-- Task to complete --
Quote the entries in full, character for character, without their images.

Dataset records:
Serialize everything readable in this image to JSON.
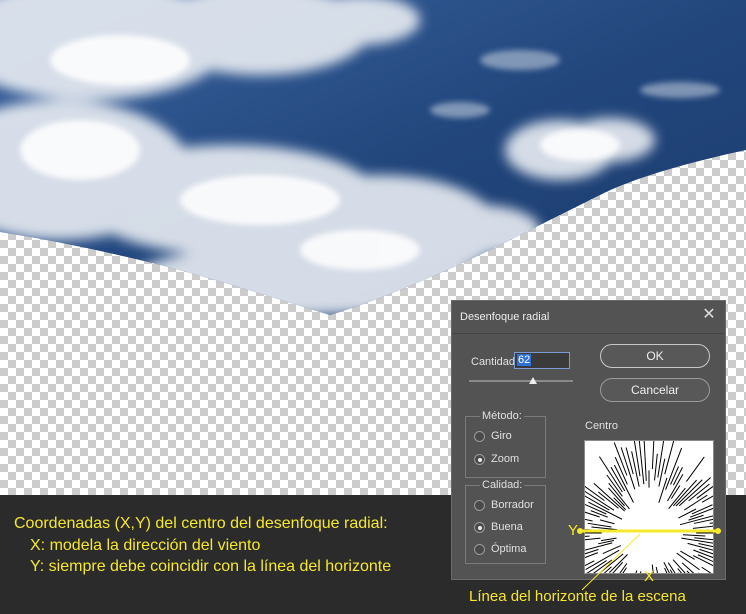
{
  "dialog": {
    "title": "Desenfoque radial",
    "amount_label": "Cantidad",
    "amount_value": "62",
    "amount_slider_fraction": 0.62,
    "ok_label": "OK",
    "cancel_label": "Cancelar",
    "method": {
      "title": "Método:",
      "options": [
        "Giro",
        "Zoom"
      ],
      "selected": "Zoom"
    },
    "quality": {
      "title": "Calidad:",
      "options": [
        "Borrador",
        "Buena",
        "Óptima"
      ],
      "selected": "Buena"
    },
    "center_label": "Centro"
  },
  "annotations": {
    "line1": "Coordenadas (X,Y) del centro del desenfoque radial:",
    "line2": "X: modela la dirección del viento",
    "line3": "Y: siempre debe coincidir con la línea del horizonte",
    "y_marker": "Y",
    "x_marker": "X",
    "horizon_caption": "Línea del horizonte de la escena"
  },
  "colors": {
    "annotation": "#f6e82b",
    "dialog_bg": "#535353",
    "bar_bg": "#2b2b2b",
    "sky_top": "#22477d"
  }
}
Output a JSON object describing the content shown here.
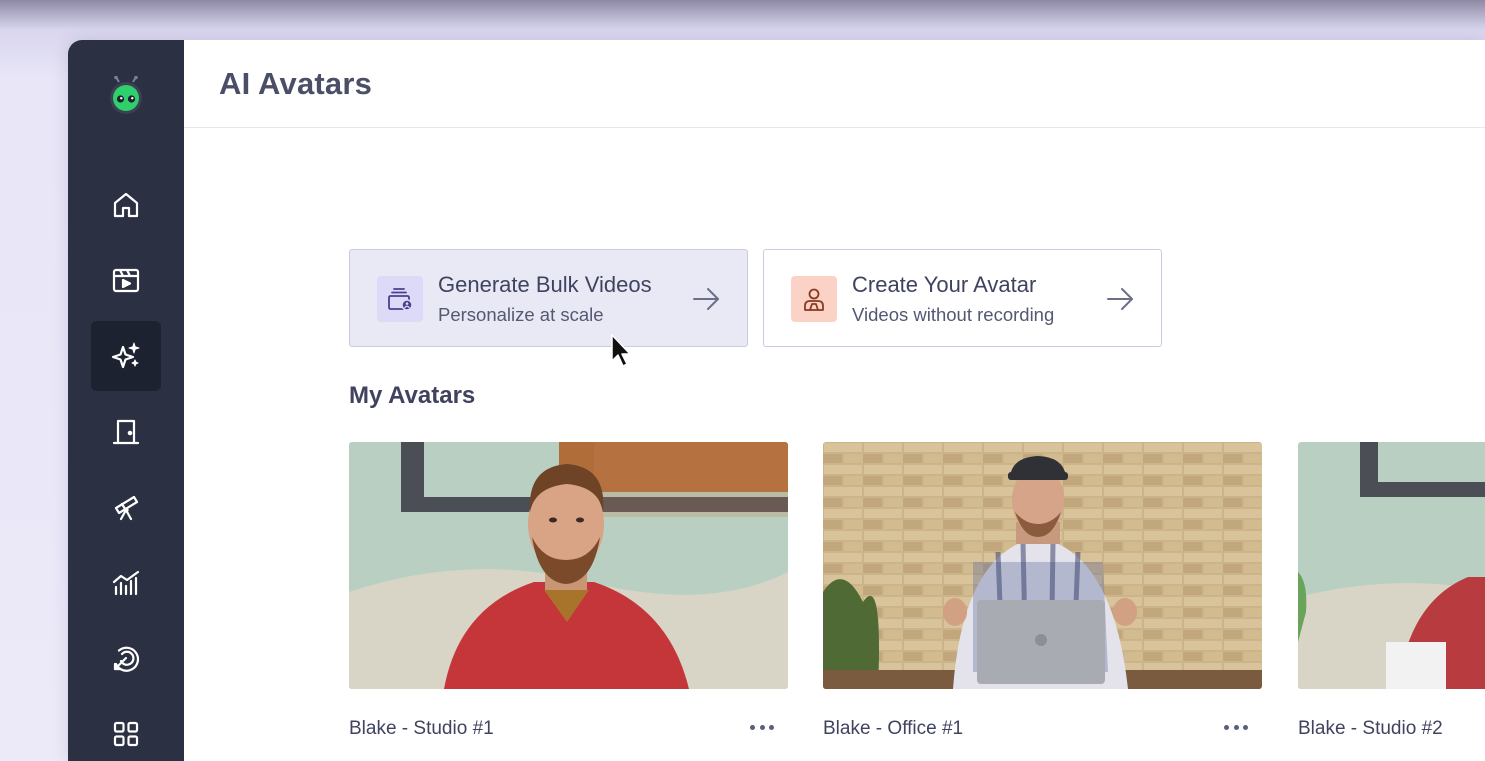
{
  "header": {
    "title": "AI Avatars"
  },
  "sidebar": {
    "items": [
      {
        "name": "home",
        "icon": "home-icon"
      },
      {
        "name": "videos",
        "icon": "video-clapper-icon"
      },
      {
        "name": "ai-avatars",
        "icon": "sparkles-icon",
        "active": true
      },
      {
        "name": "door",
        "icon": "door-icon"
      },
      {
        "name": "discover",
        "icon": "telescope-icon"
      },
      {
        "name": "analytics",
        "icon": "chart-icon"
      },
      {
        "name": "integrations",
        "icon": "target-arrow-icon"
      },
      {
        "name": "apps",
        "icon": "grid-icon"
      }
    ]
  },
  "actions": [
    {
      "title": "Generate Bulk Videos",
      "subtitle": "Personalize at scale",
      "icon": "bulk-videos-icon",
      "icon_bg": "#dcdaf7"
    },
    {
      "title": "Create Your Avatar",
      "subtitle": "Videos without recording",
      "icon": "avatar-person-icon",
      "icon_bg": "#fbd3c6"
    }
  ],
  "my_avatars": {
    "title": "My Avatars",
    "items": [
      {
        "name": "Blake - Studio #1"
      },
      {
        "name": "Blake - Office #1"
      },
      {
        "name": "Blake - Studio #2"
      }
    ]
  },
  "colors": {
    "sidebar_bg": "#2b3143",
    "accent": "#5b5fe0",
    "logo_green": "#2fcf6c"
  }
}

-- Expected output --
Serialize everything readable in this image to JSON.
{
  "dialog": {
    "title": "Desenfoque radial",
    "amount_label": "Cantidad",
    "amount_value": "62",
    "amount_slider_fraction": 0.62,
    "ok_label": "OK",
    "cancel_label": "Cancelar",
    "method": {
      "title": "Método:",
      "options": [
        "Giro",
        "Zoom"
      ],
      "selected": "Zoom"
    },
    "quality": {
      "title": "Calidad:",
      "options": [
        "Borrador",
        "Buena",
        "Óptima"
      ],
      "selected": "Buena"
    },
    "center_label": "Centro"
  },
  "annotations": {
    "line1": "Coordenadas (X,Y) del centro del desenfoque radial:",
    "line2": "X: modela la dirección del viento",
    "line3": "Y: siempre debe coincidir con la línea del horizonte",
    "y_marker": "Y",
    "x_marker": "X",
    "horizon_caption": "Línea del horizonte de la escena"
  },
  "colors": {
    "annotation": "#f6e82b",
    "dialog_bg": "#535353",
    "bar_bg": "#2b2b2b",
    "sky_top": "#22477d"
  }
}
Output a JSON object describing the content shown here.
{
  "header": {
    "title": "AI Avatars"
  },
  "sidebar": {
    "items": [
      {
        "name": "home",
        "icon": "home-icon"
      },
      {
        "name": "videos",
        "icon": "video-clapper-icon"
      },
      {
        "name": "ai-avatars",
        "icon": "sparkles-icon",
        "active": true
      },
      {
        "name": "door",
        "icon": "door-icon"
      },
      {
        "name": "discover",
        "icon": "telescope-icon"
      },
      {
        "name": "analytics",
        "icon": "chart-icon"
      },
      {
        "name": "integrations",
        "icon": "target-arrow-icon"
      },
      {
        "name": "apps",
        "icon": "grid-icon"
      }
    ]
  },
  "actions": [
    {
      "title": "Generate Bulk Videos",
      "subtitle": "Personalize at scale",
      "icon": "bulk-videos-icon",
      "icon_bg": "#dcdaf7"
    },
    {
      "title": "Create Your Avatar",
      "subtitle": "Videos without recording",
      "icon": "avatar-person-icon",
      "icon_bg": "#fbd3c6"
    }
  ],
  "my_avatars": {
    "title": "My Avatars",
    "items": [
      {
        "name": "Blake - Studio #1"
      },
      {
        "name": "Blake - Office #1"
      },
      {
        "name": "Blake - Studio #2"
      }
    ]
  },
  "colors": {
    "sidebar_bg": "#2b3143",
    "accent": "#5b5fe0",
    "logo_green": "#2fcf6c"
  }
}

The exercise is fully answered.